* Exercise description
Work through the records below and tally every line containing "Zakona". Reply with the total alone.

Data entries:
--

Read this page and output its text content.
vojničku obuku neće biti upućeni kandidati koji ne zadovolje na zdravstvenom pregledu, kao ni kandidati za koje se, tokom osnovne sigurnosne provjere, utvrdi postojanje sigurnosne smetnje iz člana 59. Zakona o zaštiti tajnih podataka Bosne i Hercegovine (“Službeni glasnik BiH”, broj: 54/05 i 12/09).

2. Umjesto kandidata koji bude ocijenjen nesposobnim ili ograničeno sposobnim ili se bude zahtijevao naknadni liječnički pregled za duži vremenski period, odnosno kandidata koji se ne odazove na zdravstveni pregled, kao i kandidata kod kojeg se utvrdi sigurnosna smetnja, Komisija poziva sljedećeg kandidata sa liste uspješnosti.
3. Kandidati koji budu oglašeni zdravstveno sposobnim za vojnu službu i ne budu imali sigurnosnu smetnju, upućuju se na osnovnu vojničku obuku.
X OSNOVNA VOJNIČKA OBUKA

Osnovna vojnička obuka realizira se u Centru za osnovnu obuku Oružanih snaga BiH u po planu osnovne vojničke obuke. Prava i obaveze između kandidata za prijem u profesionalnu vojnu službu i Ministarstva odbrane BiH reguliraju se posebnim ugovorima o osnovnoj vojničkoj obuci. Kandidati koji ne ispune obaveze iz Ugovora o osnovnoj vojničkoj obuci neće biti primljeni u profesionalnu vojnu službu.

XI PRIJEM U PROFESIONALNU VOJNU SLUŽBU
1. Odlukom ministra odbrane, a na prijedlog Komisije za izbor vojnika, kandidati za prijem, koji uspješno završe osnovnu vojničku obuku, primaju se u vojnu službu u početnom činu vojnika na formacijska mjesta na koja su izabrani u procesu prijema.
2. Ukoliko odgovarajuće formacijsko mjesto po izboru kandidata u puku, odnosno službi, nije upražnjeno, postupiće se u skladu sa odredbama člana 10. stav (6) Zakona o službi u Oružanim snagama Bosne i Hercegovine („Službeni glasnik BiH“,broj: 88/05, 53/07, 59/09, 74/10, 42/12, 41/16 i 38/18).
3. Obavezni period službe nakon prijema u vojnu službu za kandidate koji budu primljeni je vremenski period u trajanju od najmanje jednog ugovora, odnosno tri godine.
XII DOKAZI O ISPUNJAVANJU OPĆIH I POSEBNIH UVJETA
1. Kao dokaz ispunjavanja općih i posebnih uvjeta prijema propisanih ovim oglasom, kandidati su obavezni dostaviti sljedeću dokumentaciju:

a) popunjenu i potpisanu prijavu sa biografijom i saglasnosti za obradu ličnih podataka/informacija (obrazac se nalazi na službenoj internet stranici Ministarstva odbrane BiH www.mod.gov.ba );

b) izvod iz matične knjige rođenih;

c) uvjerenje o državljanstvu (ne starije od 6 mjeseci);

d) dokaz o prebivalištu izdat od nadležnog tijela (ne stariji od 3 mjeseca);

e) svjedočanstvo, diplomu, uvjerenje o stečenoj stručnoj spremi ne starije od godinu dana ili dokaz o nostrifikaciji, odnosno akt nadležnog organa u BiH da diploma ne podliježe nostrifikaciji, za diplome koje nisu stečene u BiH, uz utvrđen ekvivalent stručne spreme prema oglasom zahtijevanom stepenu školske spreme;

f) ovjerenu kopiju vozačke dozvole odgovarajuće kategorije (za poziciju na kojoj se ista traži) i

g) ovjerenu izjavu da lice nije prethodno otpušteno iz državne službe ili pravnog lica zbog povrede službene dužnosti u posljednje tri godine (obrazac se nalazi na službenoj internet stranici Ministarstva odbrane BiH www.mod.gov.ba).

--

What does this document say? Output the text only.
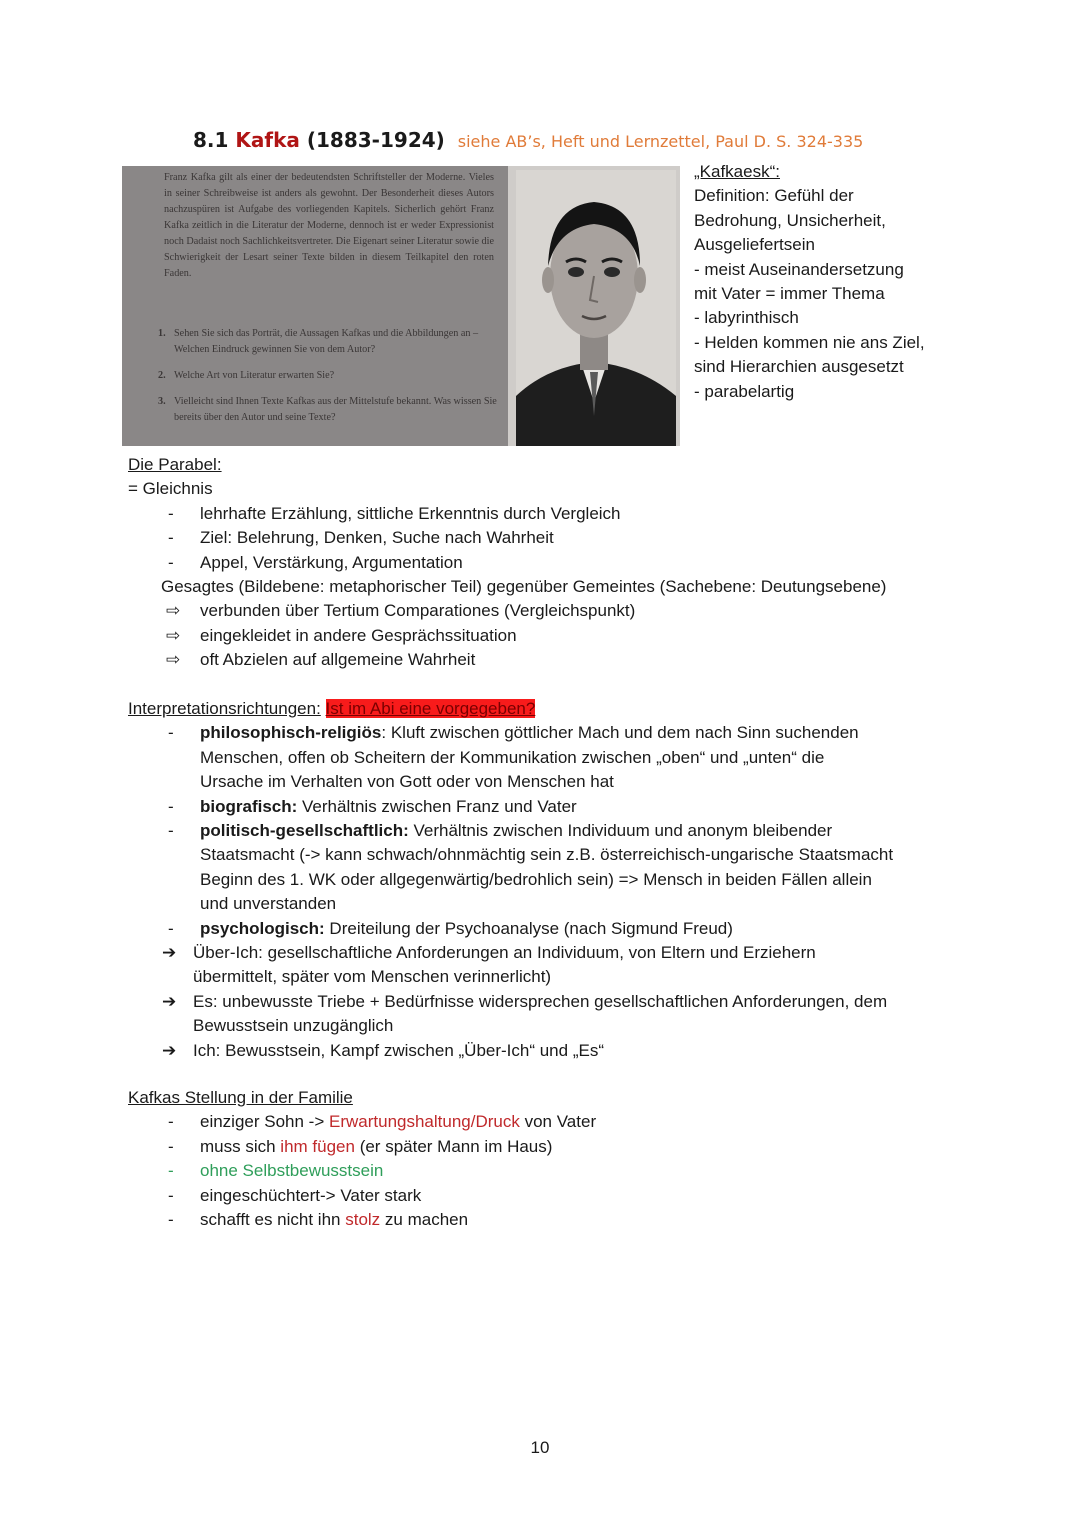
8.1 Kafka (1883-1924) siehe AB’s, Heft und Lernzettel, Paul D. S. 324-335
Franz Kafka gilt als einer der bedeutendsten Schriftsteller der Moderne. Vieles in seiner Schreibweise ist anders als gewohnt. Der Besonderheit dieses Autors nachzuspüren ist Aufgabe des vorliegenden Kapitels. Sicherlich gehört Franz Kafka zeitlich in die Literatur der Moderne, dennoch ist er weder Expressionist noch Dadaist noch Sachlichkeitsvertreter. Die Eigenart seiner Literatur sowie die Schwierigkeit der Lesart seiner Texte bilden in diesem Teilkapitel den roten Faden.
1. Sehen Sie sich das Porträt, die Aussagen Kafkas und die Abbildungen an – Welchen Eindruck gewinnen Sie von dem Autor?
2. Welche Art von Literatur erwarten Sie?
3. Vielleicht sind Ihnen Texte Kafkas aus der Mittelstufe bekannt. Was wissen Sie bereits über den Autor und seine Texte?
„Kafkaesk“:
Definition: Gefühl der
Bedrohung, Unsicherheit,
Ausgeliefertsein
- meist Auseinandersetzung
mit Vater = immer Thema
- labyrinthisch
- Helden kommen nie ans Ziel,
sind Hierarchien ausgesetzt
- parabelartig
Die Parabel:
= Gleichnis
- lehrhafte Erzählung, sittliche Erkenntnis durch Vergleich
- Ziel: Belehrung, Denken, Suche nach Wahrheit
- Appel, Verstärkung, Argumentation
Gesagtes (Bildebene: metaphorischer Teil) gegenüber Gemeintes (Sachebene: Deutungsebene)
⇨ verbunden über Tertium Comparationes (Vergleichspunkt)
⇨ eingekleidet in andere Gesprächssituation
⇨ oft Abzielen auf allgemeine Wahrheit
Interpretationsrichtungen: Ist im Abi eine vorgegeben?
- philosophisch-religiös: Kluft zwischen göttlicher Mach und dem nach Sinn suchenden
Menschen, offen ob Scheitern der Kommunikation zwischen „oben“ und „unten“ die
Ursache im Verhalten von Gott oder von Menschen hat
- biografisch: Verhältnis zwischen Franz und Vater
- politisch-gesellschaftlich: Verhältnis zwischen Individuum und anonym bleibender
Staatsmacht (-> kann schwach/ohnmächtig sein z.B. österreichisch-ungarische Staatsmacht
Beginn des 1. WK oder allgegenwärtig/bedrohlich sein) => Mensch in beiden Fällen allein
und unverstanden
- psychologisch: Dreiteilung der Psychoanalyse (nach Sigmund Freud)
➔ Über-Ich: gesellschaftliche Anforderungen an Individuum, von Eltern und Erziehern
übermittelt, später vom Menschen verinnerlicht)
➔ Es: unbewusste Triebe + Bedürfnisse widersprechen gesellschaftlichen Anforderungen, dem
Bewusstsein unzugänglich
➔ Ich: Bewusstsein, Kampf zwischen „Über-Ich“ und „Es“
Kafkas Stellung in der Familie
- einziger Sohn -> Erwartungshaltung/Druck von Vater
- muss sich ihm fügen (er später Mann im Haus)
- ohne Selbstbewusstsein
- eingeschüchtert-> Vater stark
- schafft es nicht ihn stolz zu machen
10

--

* Full output
2